▼

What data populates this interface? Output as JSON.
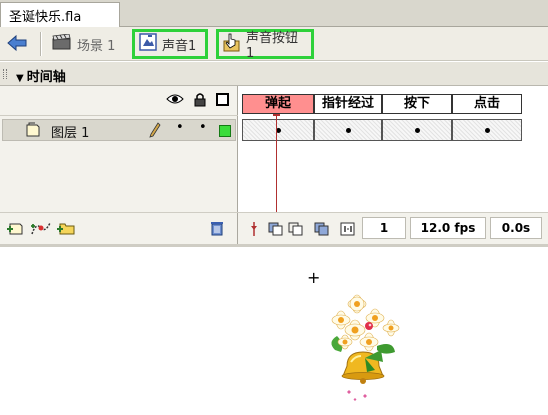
{
  "document": {
    "tab_title": "圣诞快乐.fla"
  },
  "breadcrumb": {
    "scene_label": "场景 1",
    "symbol1_label": "声音1",
    "symbol2_label": "声音按钮1",
    "highlight_color": "#2ed13a"
  },
  "timeline": {
    "title": "时间轴",
    "frame_labels": [
      "弹起",
      "指针经过",
      "按下",
      "点击"
    ],
    "active_frame_color": "#ff8f8f",
    "layers": [
      {
        "name": "图层 1",
        "visible_marker": "•",
        "lock_marker": "•",
        "outline_color": "#3bdc3b"
      }
    ],
    "status": {
      "current_frame": "1",
      "fps": "12.0 fps",
      "time": "0.0s"
    }
  },
  "icons": {
    "back": "back-arrow-icon",
    "scene": "clapperboard-icon",
    "graphic": "graphic-symbol-icon",
    "button": "button-symbol-icon",
    "eye": "eye-icon",
    "lock": "lock-icon",
    "outline": "outline-square-icon",
    "trash": "trash-icon"
  }
}
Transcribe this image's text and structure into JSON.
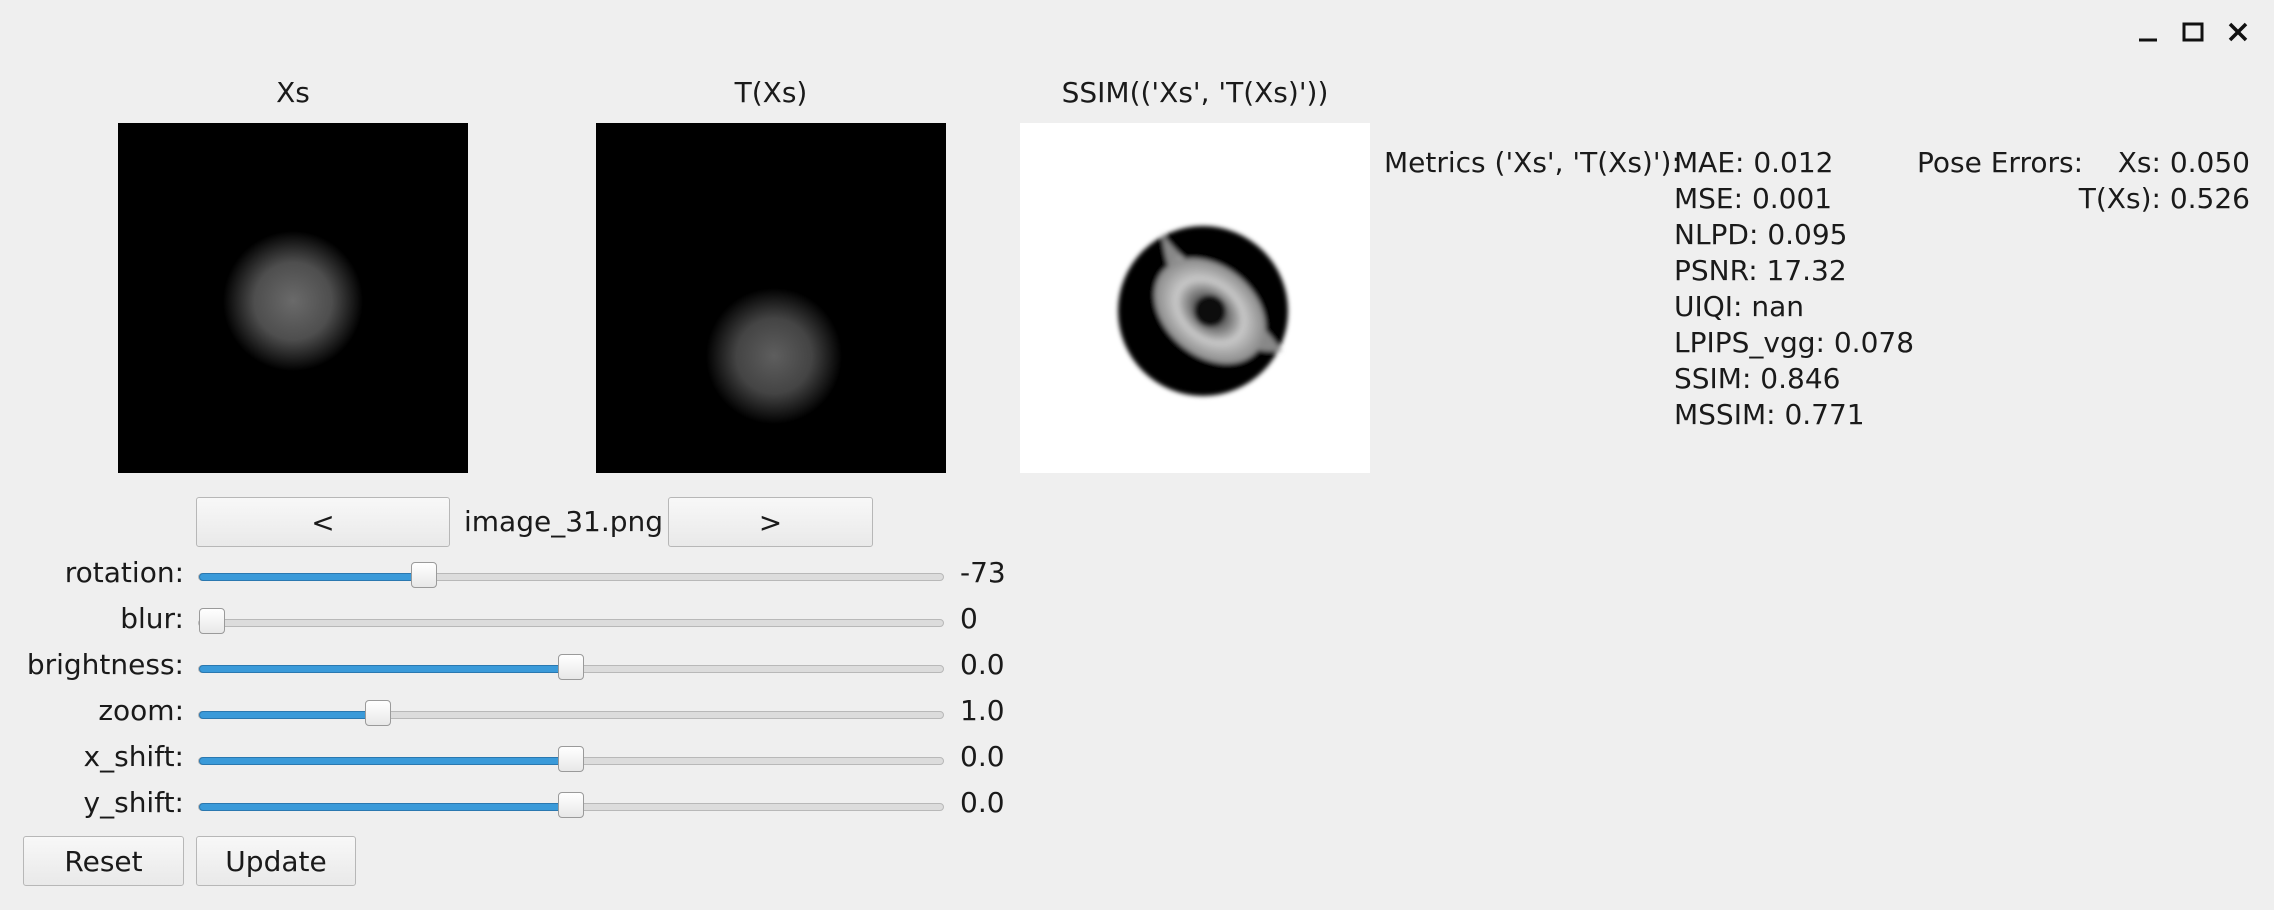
{
  "window_controls": {
    "minimize": "minimize-icon",
    "maximize": "maximize-icon",
    "close": "close-icon"
  },
  "images": [
    {
      "title": "Xs"
    },
    {
      "title": "T(Xs)"
    },
    {
      "title": "SSIM(('Xs', 'T(Xs)'))"
    }
  ],
  "metrics": {
    "header": "Metrics ('Xs', 'T(Xs)'):",
    "values": [
      "MAE: 0.012",
      "MSE: 0.001",
      "NLPD: 0.095",
      "PSNR: 17.32",
      "UIQI: nan",
      "LPIPS_vgg: 0.078",
      "SSIM: 0.846",
      "MSSIM: 0.771"
    ]
  },
  "pose_errors": {
    "header": "Pose Errors:",
    "values": [
      "Xs: 0.050",
      "T(Xs): 0.526"
    ]
  },
  "nav": {
    "prev_label": "<",
    "filename": "image_31.png",
    "next_label": ">"
  },
  "sliders": [
    {
      "label": "rotation:",
      "value": "-73",
      "level": 0.303
    },
    {
      "label": "blur:",
      "value": "0",
      "level": 0.0
    },
    {
      "label": "brightness:",
      "value": "0.0",
      "level": 0.5
    },
    {
      "label": "zoom:",
      "value": "1.0",
      "level": 0.24
    },
    {
      "label": "x_shift:",
      "value": "0.0",
      "level": 0.5
    },
    {
      "label": "y_shift:",
      "value": "0.0",
      "level": 0.5
    }
  ],
  "buttons": {
    "reset_label": "Reset",
    "update_label": "Update"
  },
  "colors": {
    "accent": "#3a9ad9",
    "background": "#efefef"
  }
}
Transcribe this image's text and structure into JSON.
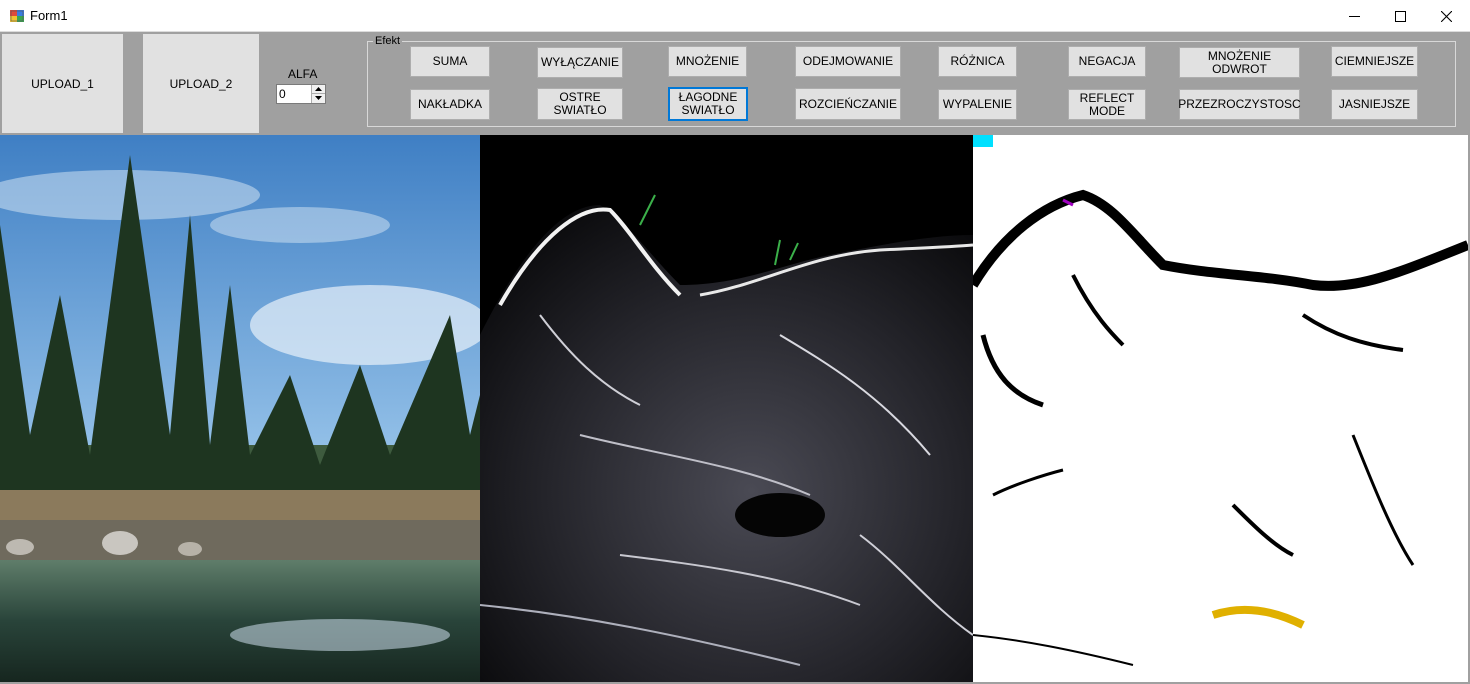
{
  "window": {
    "title": "Form1",
    "minimize_icon": "minimize-icon",
    "maximize_icon": "maximize-icon",
    "close_icon": "close-icon",
    "app_icon": "winforms-app-icon"
  },
  "toolbar": {
    "upload_1": "UPLOAD_1",
    "upload_2": "UPLOAD_2",
    "alfa_label": "ALFA",
    "alfa_value": "0"
  },
  "effects": {
    "group_title": "Efekt",
    "buttons": [
      "SUMA",
      "WYŁĄCZANIE",
      "MNOŻENIE",
      "ODEJMOWANIE",
      "RÓŻNICA",
      "NEGACJA",
      "MNOŻENIE ODWROT",
      "CIEMNIEJSZE",
      "NAKŁADKA",
      "OSTRE\nSWIATŁO",
      "ŁAGODNE\nSWIATŁO",
      "ROZCIEŃCZANIE",
      "WYPALENIE",
      "REFLECT\nMODE",
      "PRZEZROCZYSTOSC",
      "JASNIEJSZE"
    ],
    "focused": "ŁAGODNE\nSWIATŁO"
  },
  "images": [
    "image-1-landscape",
    "image-2-wolf",
    "image-3-result"
  ],
  "colors": {
    "form_background": "#a0a0a0",
    "button_face": "#e1e1e1",
    "focus_border": "#0078d7"
  }
}
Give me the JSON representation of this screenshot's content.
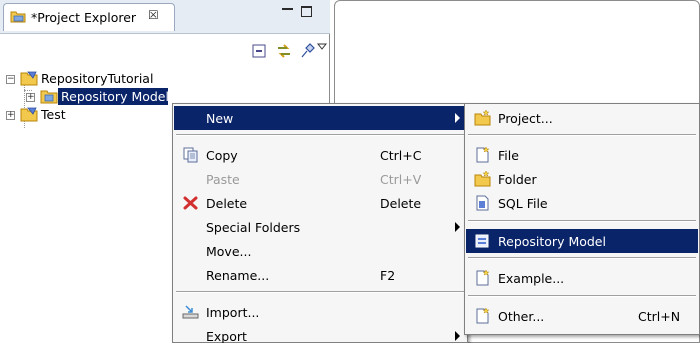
{
  "view": {
    "tab_title": "*Project Explorer",
    "close_glyph": "☒",
    "toolbar": [
      "collapse-all-icon",
      "link-with-editor-icon",
      "pin-icon",
      "view-menu-icon"
    ]
  },
  "tree": {
    "items": [
      {
        "label": "RepositoryTutorial",
        "expander": "−",
        "icon": "project-icon"
      },
      {
        "label": "Repository Models",
        "expander": "+",
        "icon": "folder-icon",
        "selected": true
      },
      {
        "label": "Test",
        "expander": "+",
        "icon": "project-icon"
      }
    ]
  },
  "context_menu": {
    "items": [
      {
        "label": "New",
        "submenu": true,
        "highlighted": true
      },
      {
        "label": "Copy",
        "shortcut": "Ctrl+C",
        "icon": "copy-icon"
      },
      {
        "label": "Paste",
        "shortcut": "Ctrl+V",
        "disabled": true
      },
      {
        "label": "Delete",
        "shortcut": "Delete",
        "icon": "delete-icon"
      },
      {
        "label": "Special Folders",
        "submenu": true
      },
      {
        "label": "Move..."
      },
      {
        "label": "Rename...",
        "shortcut": "F2"
      },
      {
        "label": "Import...",
        "icon": "import-icon"
      },
      {
        "label": "Export",
        "submenu": true
      }
    ]
  },
  "new_submenu": {
    "items": [
      {
        "label": "Project...",
        "icon": "new-project-icon"
      },
      {
        "label": "File",
        "icon": "new-file-icon"
      },
      {
        "label": "Folder",
        "icon": "new-folder-icon"
      },
      {
        "label": "SQL File",
        "icon": "sql-file-icon"
      },
      {
        "label": "Repository Model",
        "icon": "repository-model-icon",
        "highlighted": true
      },
      {
        "label": "Example...",
        "icon": "new-example-icon"
      },
      {
        "label": "Other...",
        "shortcut": "Ctrl+N",
        "icon": "new-other-icon"
      }
    ]
  },
  "colors": {
    "selection": "#0a246a",
    "menu_bg": "#f6f6f6",
    "tab_bg": "#e6ecf4"
  }
}
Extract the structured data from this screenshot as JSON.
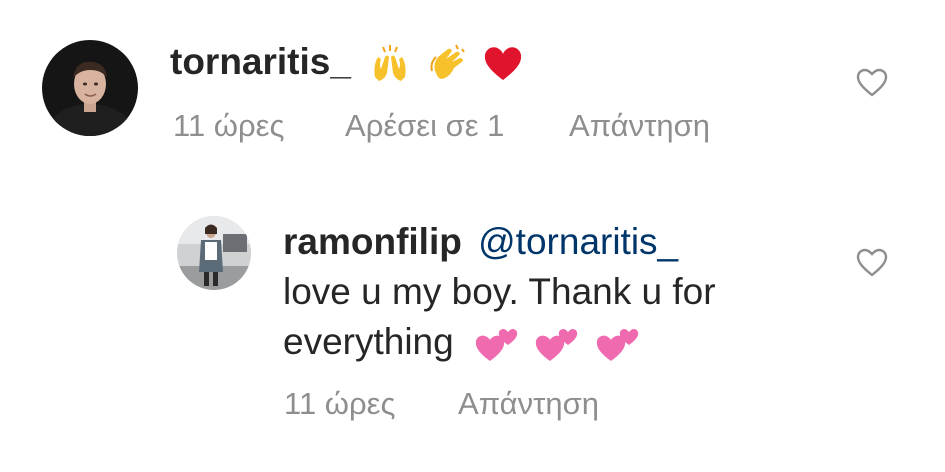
{
  "comments": [
    {
      "username": "tornaritis_",
      "emojis": [
        "raising-hands-emoji",
        "clapping-hands-emoji",
        "red-heart-emoji"
      ],
      "meta": {
        "time": "11 ώρες",
        "likes": "Αρέσει σε 1",
        "reply": "Απάντηση"
      },
      "avatar_icon": "profile-photo"
    }
  ],
  "replies": [
    {
      "username": "ramonfilip",
      "mention": "@tornaritis_",
      "text_line1": "love u my boy. Thank u for",
      "text_line2": "everything",
      "emojis": [
        "two-hearts-emoji",
        "two-hearts-emoji",
        "two-hearts-emoji"
      ],
      "meta": {
        "time": "11 ώρες",
        "reply": "Απάντηση"
      },
      "avatar_icon": "profile-photo"
    }
  ],
  "colors": {
    "text": "#262626",
    "meta": "#8e8e8e",
    "mention": "#003569",
    "heart_outline": "#8e8e8e"
  }
}
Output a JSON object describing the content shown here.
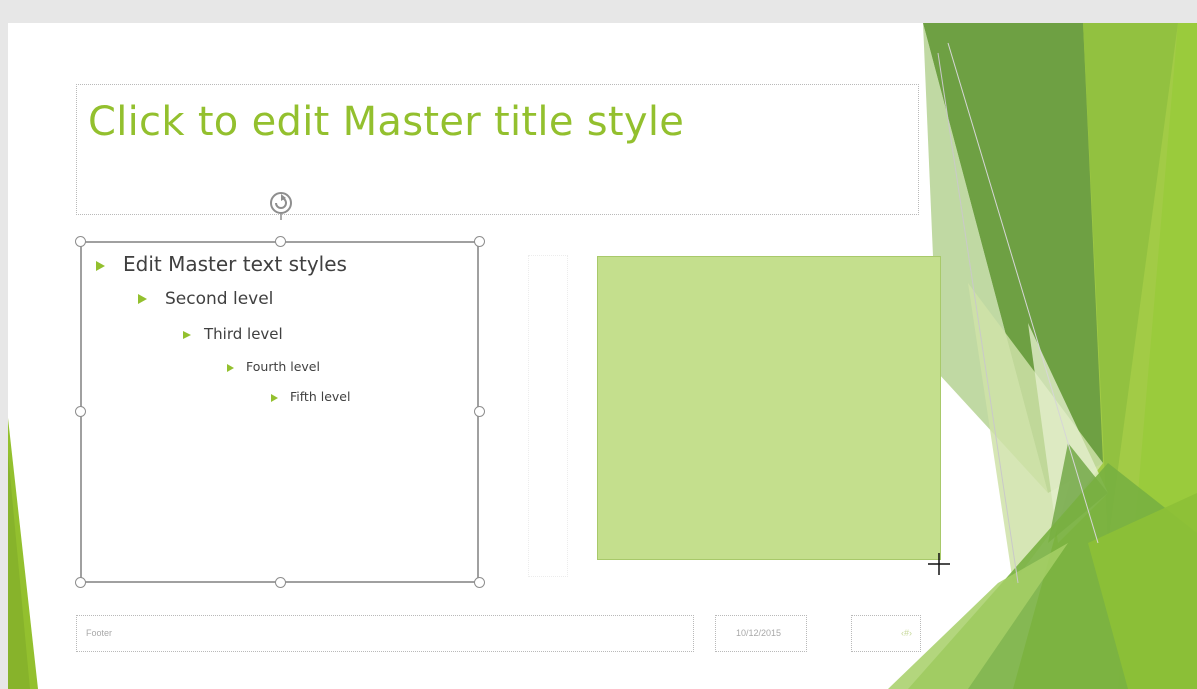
{
  "slide": {
    "title": "Click to edit Master title style",
    "bullets": [
      "Edit Master text styles",
      "Second level",
      "Third level",
      "Fourth level",
      "Fifth level"
    ],
    "footer": "Footer",
    "date": "10/12/2015",
    "slide_number": "‹#›"
  },
  "colors": {
    "accent": "#93c02e",
    "picture_fill": "#c4df8d",
    "text": "#404040"
  },
  "icons": [
    "rotate-handle-icon",
    "crosshair-cursor-icon",
    "bullet-arrow-icon"
  ]
}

▲

▸ Task statement:
Leave out all pictures, then copy the remaining material exactly.

▸ The result:
What data populates this interface? Output as JSON.
{
  "document": {
    "tab_title": "圣诞快乐.fla"
  },
  "breadcrumb": {
    "scene_label": "场景 1",
    "symbol1_label": "声音1",
    "symbol2_label": "声音按钮1",
    "highlight_color": "#2ed13a"
  },
  "timeline": {
    "title": "时间轴",
    "frame_labels": [
      "弹起",
      "指针经过",
      "按下",
      "点击"
    ],
    "active_frame_color": "#ff8f8f",
    "layers": [
      {
        "name": "图层 1",
        "visible_marker": "•",
        "lock_marker": "•",
        "outline_color": "#3bdc3b"
      }
    ],
    "status": {
      "current_frame": "1",
      "fps": "12.0 fps",
      "time": "0.0s"
    }
  },
  "icons": {
    "back": "back-arrow-icon",
    "scene": "clapperboard-icon",
    "graphic": "graphic-symbol-icon",
    "button": "button-symbol-icon",
    "eye": "eye-icon",
    "lock": "lock-icon",
    "outline": "outline-square-icon",
    "trash": "trash-icon"
  }
}
Transcribe this image's text and structure into JSON.
{
  "window_controls": {
    "minimize": "minimize-icon",
    "maximize": "maximize-icon",
    "close": "close-icon"
  },
  "images": [
    {
      "title": "Xs"
    },
    {
      "title": "T(Xs)"
    },
    {
      "title": "SSIM(('Xs', 'T(Xs)'))"
    }
  ],
  "metrics": {
    "header": "Metrics ('Xs', 'T(Xs)'):",
    "values": [
      "MAE: 0.012",
      "MSE: 0.001",
      "NLPD: 0.095",
      "PSNR: 17.32",
      "UIQI: nan",
      "LPIPS_vgg: 0.078",
      "SSIM: 0.846",
      "MSSIM: 0.771"
    ]
  },
  "pose_errors": {
    "header": "Pose Errors:",
    "values": [
      "Xs: 0.050",
      "T(Xs): 0.526"
    ]
  },
  "nav": {
    "prev_label": "<",
    "filename": "image_31.png",
    "next_label": ">"
  },
  "sliders": [
    {
      "label": "rotation:",
      "value": "-73",
      "level": 0.303
    },
    {
      "label": "blur:",
      "value": "0",
      "level": 0.0
    },
    {
      "label": "brightness:",
      "value": "0.0",
      "level": 0.5
    },
    {
      "label": "zoom:",
      "value": "1.0",
      "level": 0.24
    },
    {
      "label": "x_shift:",
      "value": "0.0",
      "level": 0.5
    },
    {
      "label": "y_shift:",
      "value": "0.0",
      "level": 0.5
    }
  ],
  "buttons": {
    "reset_label": "Reset",
    "update_label": "Update"
  },
  "colors": {
    "accent": "#3a9ad9",
    "background": "#efefef"
  }
}
Transcribe this image's text and structure into JSON.
{
  "window": {
    "title": "Form1",
    "minimize_icon": "minimize-icon",
    "maximize_icon": "maximize-icon",
    "close_icon": "close-icon",
    "app_icon": "winforms-app-icon"
  },
  "toolbar": {
    "upload_1": "UPLOAD_1",
    "upload_2": "UPLOAD_2",
    "alfa_label": "ALFA",
    "alfa_value": "0"
  },
  "effects": {
    "group_title": "Efekt",
    "buttons": [
      "SUMA",
      "WYŁĄCZANIE",
      "MNOŻENIE",
      "ODEJMOWANIE",
      "RÓŻNICA",
      "NEGACJA",
      "MNOŻENIE ODWROT",
      "CIEMNIEJSZE",
      "NAKŁADKA",
      "OSTRE\nSWIATŁO",
      "ŁAGODNE\nSWIATŁO",
      "ROZCIEŃCZANIE",
      "WYPALENIE",
      "REFLECT\nMODE",
      "PRZEZROCZYSTOSC",
      "JASNIEJSZE"
    ],
    "focused": "ŁAGODNE\nSWIATŁO"
  },
  "images": [
    "image-1-landscape",
    "image-2-wolf",
    "image-3-result"
  ],
  "colors": {
    "form_background": "#a0a0a0",
    "button_face": "#e1e1e1",
    "focus_border": "#0078d7"
  }
}
Give me the JSON representation of this screenshot's content.
{
  "view": {
    "tab_title": "*Project Explorer",
    "close_glyph": "☒",
    "toolbar": [
      "collapse-all-icon",
      "link-with-editor-icon",
      "pin-icon",
      "view-menu-icon"
    ]
  },
  "tree": {
    "items": [
      {
        "label": "RepositoryTutorial",
        "expander": "−",
        "icon": "project-icon"
      },
      {
        "label": "Repository Models",
        "expander": "+",
        "icon": "folder-icon",
        "selected": true
      },
      {
        "label": "Test",
        "expander": "+",
        "icon": "project-icon"
      }
    ]
  },
  "context_menu": {
    "items": [
      {
        "label": "New",
        "submenu": true,
        "highlighted": true
      },
      {
        "label": "Copy",
        "shortcut": "Ctrl+C",
        "icon": "copy-icon"
      },
      {
        "label": "Paste",
        "shortcut": "Ctrl+V",
        "disabled": true
      },
      {
        "label": "Delete",
        "shortcut": "Delete",
        "icon": "delete-icon"
      },
      {
        "label": "Special Folders",
        "submenu": true
      },
      {
        "label": "Move..."
      },
      {
        "label": "Rename...",
        "shortcut": "F2"
      },
      {
        "label": "Import...",
        "icon": "import-icon"
      },
      {
        "label": "Export",
        "submenu": true
      }
    ]
  },
  "new_submenu": {
    "items": [
      {
        "label": "Project...",
        "icon": "new-project-icon"
      },
      {
        "label": "File",
        "icon": "new-file-icon"
      },
      {
        "label": "Folder",
        "icon": "new-folder-icon"
      },
      {
        "label": "SQL File",
        "icon": "sql-file-icon"
      },
      {
        "label": "Repository Model",
        "icon": "repository-model-icon",
        "highlighted": true
      },
      {
        "label": "Example...",
        "icon": "new-example-icon"
      },
      {
        "label": "Other...",
        "shortcut": "Ctrl+N",
        "icon": "new-other-icon"
      }
    ]
  },
  "colors": {
    "selection": "#0a246a",
    "menu_bg": "#f6f6f6",
    "tab_bg": "#e6ecf4"
  }
}
Extract the structured data from this screenshot as JSON.
{
  "comments": [
    {
      "username": "tornaritis_",
      "emojis": [
        "raising-hands-emoji",
        "clapping-hands-emoji",
        "red-heart-emoji"
      ],
      "meta": {
        "time": "11 ώρες",
        "likes": "Αρέσει σε 1",
        "reply": "Απάντηση"
      },
      "avatar_icon": "profile-photo"
    }
  ],
  "replies": [
    {
      "username": "ramonfilip",
      "mention": "@tornaritis_",
      "text_line1": "love u my boy. Thank u for",
      "text_line2": "everything",
      "emojis": [
        "two-hearts-emoji",
        "two-hearts-emoji",
        "two-hearts-emoji"
      ],
      "meta": {
        "time": "11 ώρες",
        "reply": "Απάντηση"
      },
      "avatar_icon": "profile-photo"
    }
  ],
  "colors": {
    "text": "#262626",
    "meta": "#8e8e8e",
    "mention": "#003569",
    "heart_outline": "#8e8e8e"
  }
}
Output a JSON object describing the content shown here.
{
  "slide": {
    "title": "Click to edit Master title style",
    "bullets": [
      "Edit Master text styles",
      "Second level",
      "Third level",
      "Fourth level",
      "Fifth level"
    ],
    "footer": "Footer",
    "date": "10/12/2015",
    "slide_number": "‹#›"
  },
  "colors": {
    "accent": "#93c02e",
    "picture_fill": "#c4df8d",
    "text": "#404040"
  },
  "icons": [
    "rotate-handle-icon",
    "crosshair-cursor-icon",
    "bullet-arrow-icon"
  ]
}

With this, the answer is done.